WRITTEN PROBLEM ▸ From the data that follows, copy every line holding the string "Predicted".

RECORDS start

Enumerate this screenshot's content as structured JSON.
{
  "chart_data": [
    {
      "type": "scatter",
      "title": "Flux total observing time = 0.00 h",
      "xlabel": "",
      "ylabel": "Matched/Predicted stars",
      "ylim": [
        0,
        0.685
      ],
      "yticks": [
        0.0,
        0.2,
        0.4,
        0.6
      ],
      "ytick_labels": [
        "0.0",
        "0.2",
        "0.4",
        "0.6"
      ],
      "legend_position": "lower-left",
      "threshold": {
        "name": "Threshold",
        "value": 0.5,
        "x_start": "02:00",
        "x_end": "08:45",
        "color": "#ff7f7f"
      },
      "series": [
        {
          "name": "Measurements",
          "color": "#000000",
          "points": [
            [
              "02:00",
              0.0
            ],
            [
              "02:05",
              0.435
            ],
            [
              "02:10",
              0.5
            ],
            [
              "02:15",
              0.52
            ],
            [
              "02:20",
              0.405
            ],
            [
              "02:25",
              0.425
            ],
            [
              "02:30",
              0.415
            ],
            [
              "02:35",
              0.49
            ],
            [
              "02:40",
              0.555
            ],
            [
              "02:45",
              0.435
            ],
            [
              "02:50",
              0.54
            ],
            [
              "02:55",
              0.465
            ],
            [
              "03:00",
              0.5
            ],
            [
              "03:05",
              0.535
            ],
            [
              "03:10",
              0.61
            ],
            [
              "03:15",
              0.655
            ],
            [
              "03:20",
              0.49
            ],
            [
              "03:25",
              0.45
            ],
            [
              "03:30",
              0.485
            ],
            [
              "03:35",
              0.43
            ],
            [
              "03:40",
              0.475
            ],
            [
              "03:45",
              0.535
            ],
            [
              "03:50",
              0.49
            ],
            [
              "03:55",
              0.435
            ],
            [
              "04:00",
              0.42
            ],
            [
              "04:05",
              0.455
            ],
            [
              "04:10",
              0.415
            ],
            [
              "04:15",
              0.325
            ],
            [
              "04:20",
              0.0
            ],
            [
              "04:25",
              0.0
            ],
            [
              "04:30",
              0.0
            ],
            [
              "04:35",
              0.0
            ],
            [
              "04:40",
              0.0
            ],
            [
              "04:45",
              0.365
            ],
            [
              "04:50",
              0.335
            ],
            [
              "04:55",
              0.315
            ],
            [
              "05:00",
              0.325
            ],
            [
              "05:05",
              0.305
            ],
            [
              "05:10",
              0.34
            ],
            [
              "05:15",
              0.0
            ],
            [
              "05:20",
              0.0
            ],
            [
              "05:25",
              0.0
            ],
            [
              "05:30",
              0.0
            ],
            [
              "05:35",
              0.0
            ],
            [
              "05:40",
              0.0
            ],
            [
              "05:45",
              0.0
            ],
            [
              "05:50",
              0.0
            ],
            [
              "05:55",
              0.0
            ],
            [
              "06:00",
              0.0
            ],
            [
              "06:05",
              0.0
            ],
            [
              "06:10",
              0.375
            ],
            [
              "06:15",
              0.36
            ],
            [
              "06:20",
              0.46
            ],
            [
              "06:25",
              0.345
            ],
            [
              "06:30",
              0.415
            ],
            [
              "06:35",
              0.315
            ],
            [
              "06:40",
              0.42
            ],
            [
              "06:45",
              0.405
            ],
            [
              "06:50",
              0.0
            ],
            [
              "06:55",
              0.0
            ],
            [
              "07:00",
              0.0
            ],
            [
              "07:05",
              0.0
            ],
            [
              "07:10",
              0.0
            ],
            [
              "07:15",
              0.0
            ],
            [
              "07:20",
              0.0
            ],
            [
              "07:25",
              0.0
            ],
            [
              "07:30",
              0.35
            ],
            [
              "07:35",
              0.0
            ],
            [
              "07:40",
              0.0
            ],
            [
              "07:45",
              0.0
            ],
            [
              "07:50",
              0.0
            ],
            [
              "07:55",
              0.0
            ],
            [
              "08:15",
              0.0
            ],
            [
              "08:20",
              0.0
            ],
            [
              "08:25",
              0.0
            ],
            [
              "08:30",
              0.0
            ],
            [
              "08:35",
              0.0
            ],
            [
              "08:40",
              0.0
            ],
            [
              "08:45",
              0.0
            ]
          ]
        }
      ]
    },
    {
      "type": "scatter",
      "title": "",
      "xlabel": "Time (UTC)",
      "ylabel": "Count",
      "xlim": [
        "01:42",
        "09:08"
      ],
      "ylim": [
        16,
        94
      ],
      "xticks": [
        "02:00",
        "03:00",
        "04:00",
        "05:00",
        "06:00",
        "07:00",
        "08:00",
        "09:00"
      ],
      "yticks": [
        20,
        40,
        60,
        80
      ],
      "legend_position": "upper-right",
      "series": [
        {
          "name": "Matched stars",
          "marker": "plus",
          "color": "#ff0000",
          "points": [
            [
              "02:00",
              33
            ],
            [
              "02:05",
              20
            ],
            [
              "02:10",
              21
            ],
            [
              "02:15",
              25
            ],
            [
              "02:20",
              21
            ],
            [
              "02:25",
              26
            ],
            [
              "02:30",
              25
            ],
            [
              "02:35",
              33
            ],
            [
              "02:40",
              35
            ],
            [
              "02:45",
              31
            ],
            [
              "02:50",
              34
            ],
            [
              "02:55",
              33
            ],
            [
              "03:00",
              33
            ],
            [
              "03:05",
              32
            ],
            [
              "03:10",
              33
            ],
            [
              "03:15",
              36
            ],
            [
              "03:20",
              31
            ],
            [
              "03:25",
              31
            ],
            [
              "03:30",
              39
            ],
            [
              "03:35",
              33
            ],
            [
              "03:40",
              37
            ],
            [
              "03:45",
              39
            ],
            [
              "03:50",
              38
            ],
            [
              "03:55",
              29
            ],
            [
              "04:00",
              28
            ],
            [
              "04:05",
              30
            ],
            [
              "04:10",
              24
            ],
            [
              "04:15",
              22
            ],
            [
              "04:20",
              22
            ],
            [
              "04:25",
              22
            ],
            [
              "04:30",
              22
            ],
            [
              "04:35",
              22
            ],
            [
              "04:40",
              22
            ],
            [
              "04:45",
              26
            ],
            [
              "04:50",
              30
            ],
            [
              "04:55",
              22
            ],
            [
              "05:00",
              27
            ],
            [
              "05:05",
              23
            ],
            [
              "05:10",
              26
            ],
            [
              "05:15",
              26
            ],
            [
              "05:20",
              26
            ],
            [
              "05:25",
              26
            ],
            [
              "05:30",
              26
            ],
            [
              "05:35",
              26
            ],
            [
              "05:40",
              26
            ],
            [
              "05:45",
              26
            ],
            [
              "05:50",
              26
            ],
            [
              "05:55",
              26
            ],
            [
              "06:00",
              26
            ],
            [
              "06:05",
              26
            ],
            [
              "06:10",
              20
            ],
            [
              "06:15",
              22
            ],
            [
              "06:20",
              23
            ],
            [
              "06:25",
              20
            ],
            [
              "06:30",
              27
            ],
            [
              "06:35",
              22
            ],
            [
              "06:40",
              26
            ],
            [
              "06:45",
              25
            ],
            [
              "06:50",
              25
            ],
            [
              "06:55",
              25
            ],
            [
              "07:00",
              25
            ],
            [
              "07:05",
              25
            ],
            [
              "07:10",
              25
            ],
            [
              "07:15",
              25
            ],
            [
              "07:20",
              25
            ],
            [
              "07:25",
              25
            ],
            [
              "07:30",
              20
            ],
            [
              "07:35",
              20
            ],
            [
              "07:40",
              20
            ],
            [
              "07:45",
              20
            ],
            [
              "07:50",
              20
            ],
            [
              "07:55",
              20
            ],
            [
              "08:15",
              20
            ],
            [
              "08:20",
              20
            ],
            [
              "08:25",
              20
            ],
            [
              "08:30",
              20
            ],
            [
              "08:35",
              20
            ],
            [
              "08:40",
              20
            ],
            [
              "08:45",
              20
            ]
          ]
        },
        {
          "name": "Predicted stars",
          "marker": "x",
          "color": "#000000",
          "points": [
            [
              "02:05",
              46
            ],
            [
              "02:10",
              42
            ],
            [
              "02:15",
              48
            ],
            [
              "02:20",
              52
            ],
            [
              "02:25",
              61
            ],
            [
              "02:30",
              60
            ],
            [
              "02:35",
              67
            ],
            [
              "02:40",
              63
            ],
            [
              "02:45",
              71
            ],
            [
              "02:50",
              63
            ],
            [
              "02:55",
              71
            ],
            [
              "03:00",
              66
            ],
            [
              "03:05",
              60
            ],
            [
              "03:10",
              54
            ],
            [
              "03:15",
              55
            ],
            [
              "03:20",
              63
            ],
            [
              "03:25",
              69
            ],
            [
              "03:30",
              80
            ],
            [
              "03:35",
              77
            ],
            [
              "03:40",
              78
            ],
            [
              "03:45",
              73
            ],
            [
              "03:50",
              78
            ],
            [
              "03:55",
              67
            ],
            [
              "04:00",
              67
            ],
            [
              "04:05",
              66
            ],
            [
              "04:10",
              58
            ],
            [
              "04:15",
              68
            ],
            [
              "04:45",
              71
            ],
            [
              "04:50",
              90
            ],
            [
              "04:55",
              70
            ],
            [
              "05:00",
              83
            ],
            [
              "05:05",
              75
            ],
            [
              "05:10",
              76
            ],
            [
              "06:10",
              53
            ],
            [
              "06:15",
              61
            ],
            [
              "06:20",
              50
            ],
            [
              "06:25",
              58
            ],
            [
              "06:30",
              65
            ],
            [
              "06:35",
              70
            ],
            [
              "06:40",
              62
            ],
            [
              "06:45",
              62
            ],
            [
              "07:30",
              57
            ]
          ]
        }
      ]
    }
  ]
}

RECORDS end

WRITTEN SOLUTION ▸
      "ylabel": "Matched/Predicted stars",
          "name": "Predicted stars",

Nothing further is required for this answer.